## [Work to be completed]
Copy out the data exactly, leaving the pictures behind.

## [Stored records]
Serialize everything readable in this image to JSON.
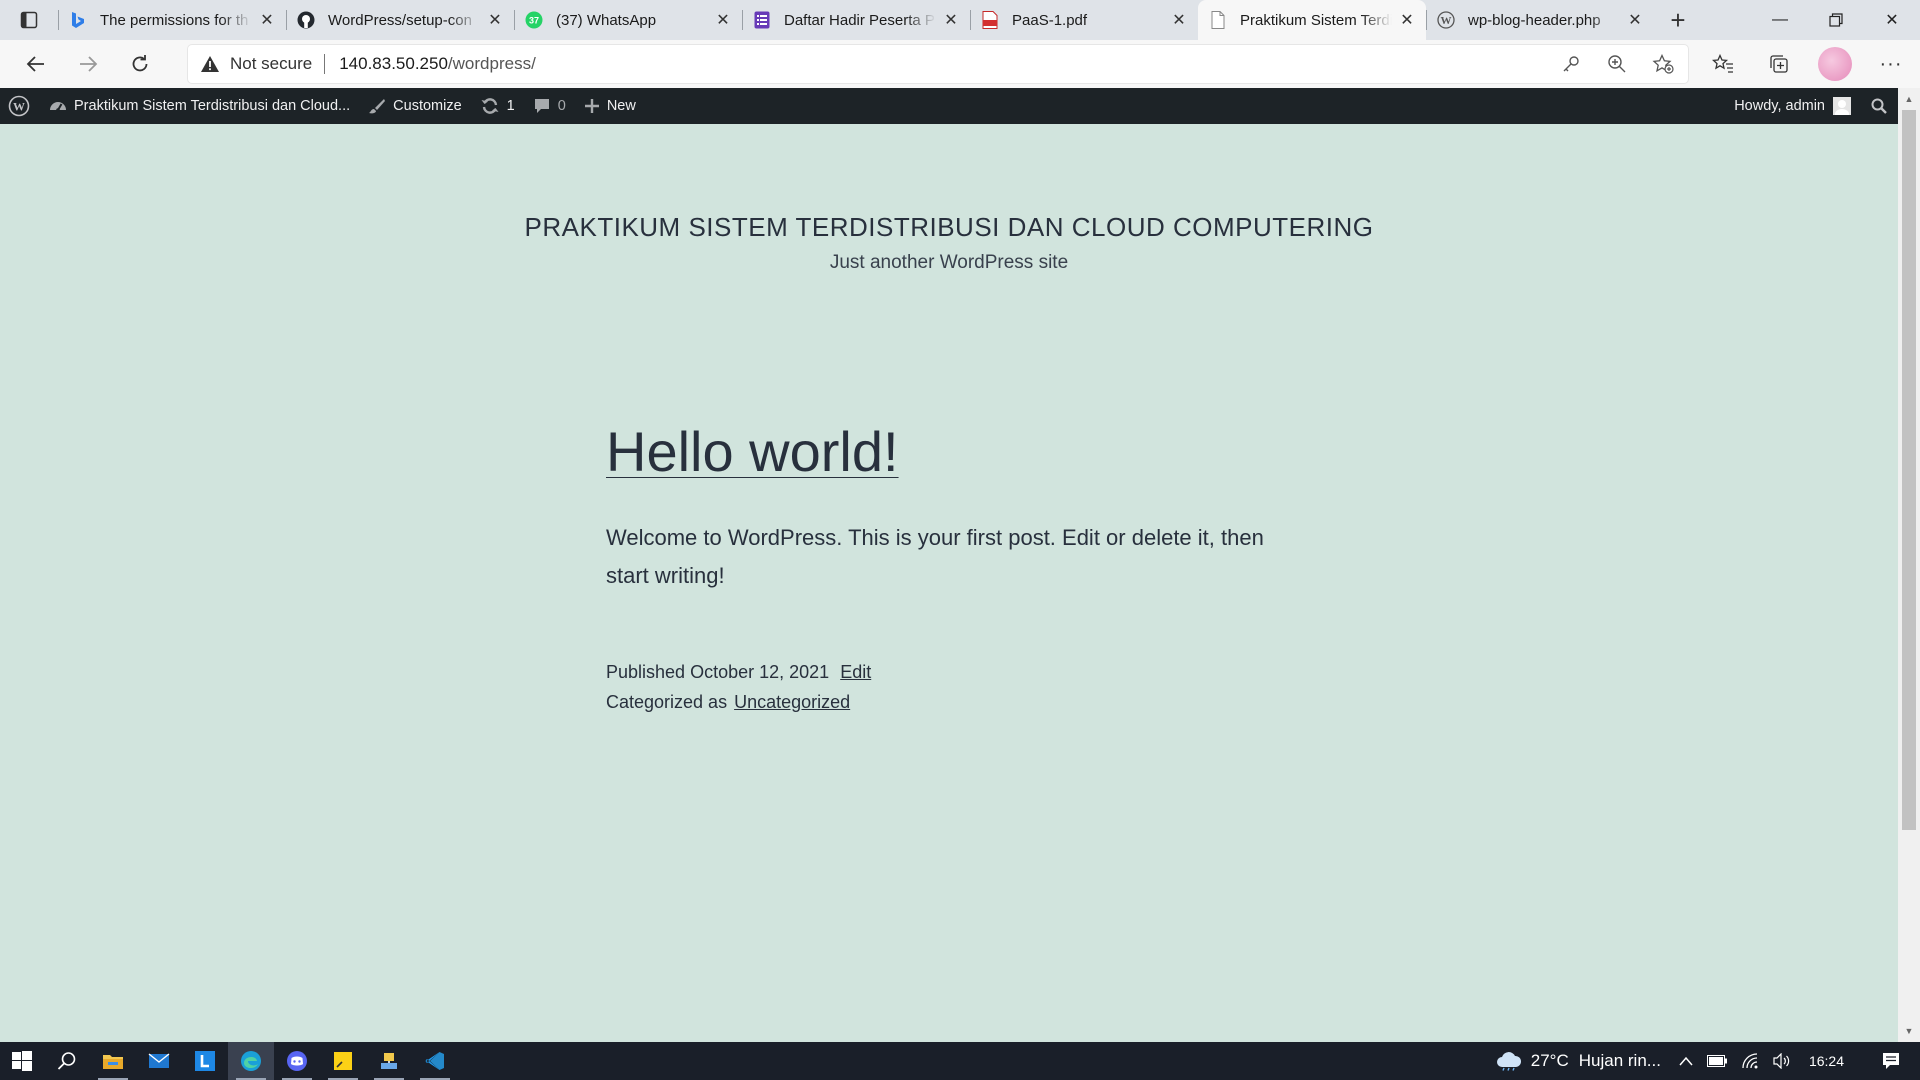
{
  "browser": {
    "tabs": [
      {
        "title": "The permissions for th",
        "favicon": "bing-icon",
        "active": false
      },
      {
        "title": "WordPress/setup-con",
        "favicon": "github-icon",
        "active": false
      },
      {
        "title": "(37) WhatsApp",
        "favicon": "whatsapp-icon",
        "active": false,
        "badge": "37"
      },
      {
        "title": "Daftar Hadir Peserta P",
        "favicon": "forms-icon",
        "active": false
      },
      {
        "title": "PaaS-1.pdf",
        "favicon": "pdf-icon",
        "active": false
      },
      {
        "title": "Praktikum Sistem Terdi",
        "favicon": "page-icon",
        "active": true
      },
      {
        "title": "wp-blog-header.php",
        "favicon": "wordpress-icon",
        "active": false
      }
    ],
    "address": {
      "security_label": "Not secure",
      "host": "140.83.50.250",
      "path": "/wordpress/"
    }
  },
  "adminbar": {
    "site_name": "Praktikum Sistem Terdistribusi dan Cloud...",
    "customize": "Customize",
    "updates_count": "1",
    "comments_count": "0",
    "new_label": "New",
    "howdy": "Howdy, admin"
  },
  "site": {
    "title": "PRAKTIKUM SISTEM TERDISTRIBUSI DAN CLOUD COMPUTERING",
    "description": "Just another WordPress site"
  },
  "post": {
    "title": "Hello world!",
    "body": "Welcome to WordPress. This is your first post. Edit or delete it, then start writing!",
    "published_prefix": "Published",
    "published_date": "October 12, 2021",
    "edit_label": "Edit",
    "categorized_prefix": "Categorized as",
    "category": "Uncategorized"
  },
  "taskbar": {
    "weather_temp": "27°C",
    "weather_desc": "Hujan rin...",
    "time": "16:24"
  },
  "colors": {
    "page_background": "#d1e4dd",
    "admin_bar": "#1d2327",
    "text": "#28303d"
  }
}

## [Answer]
Serialize everything readable in this image to JSON.
{
  "browser": {
    "tabs": [
      {
        "title": "The permissions for th",
        "favicon": "bing-icon",
        "active": false
      },
      {
        "title": "WordPress/setup-con",
        "favicon": "github-icon",
        "active": false
      },
      {
        "title": "(37) WhatsApp",
        "favicon": "whatsapp-icon",
        "active": false,
        "badge": "37"
      },
      {
        "title": "Daftar Hadir Peserta P",
        "favicon": "forms-icon",
        "active": false
      },
      {
        "title": "PaaS-1.pdf",
        "favicon": "pdf-icon",
        "active": false
      },
      {
        "title": "Praktikum Sistem Terdi",
        "favicon": "page-icon",
        "active": true
      },
      {
        "title": "wp-blog-header.php",
        "favicon": "wordpress-icon",
        "active": false
      }
    ],
    "address": {
      "security_label": "Not secure",
      "host": "140.83.50.250",
      "path": "/wordpress/"
    }
  },
  "adminbar": {
    "site_name": "Praktikum Sistem Terdistribusi dan Cloud...",
    "customize": "Customize",
    "updates_count": "1",
    "comments_count": "0",
    "new_label": "New",
    "howdy": "Howdy, admin"
  },
  "site": {
    "title": "PRAKTIKUM SISTEM TERDISTRIBUSI DAN CLOUD COMPUTERING",
    "description": "Just another WordPress site"
  },
  "post": {
    "title": "Hello world!",
    "body": "Welcome to WordPress. This is your first post. Edit or delete it, then start writing!",
    "published_prefix": "Published",
    "published_date": "October 12, 2021",
    "edit_label": "Edit",
    "categorized_prefix": "Categorized as",
    "category": "Uncategorized"
  },
  "taskbar": {
    "weather_temp": "27°C",
    "weather_desc": "Hujan rin...",
    "time": "16:24"
  },
  "colors": {
    "page_background": "#d1e4dd",
    "admin_bar": "#1d2327",
    "text": "#28303d"
  }
}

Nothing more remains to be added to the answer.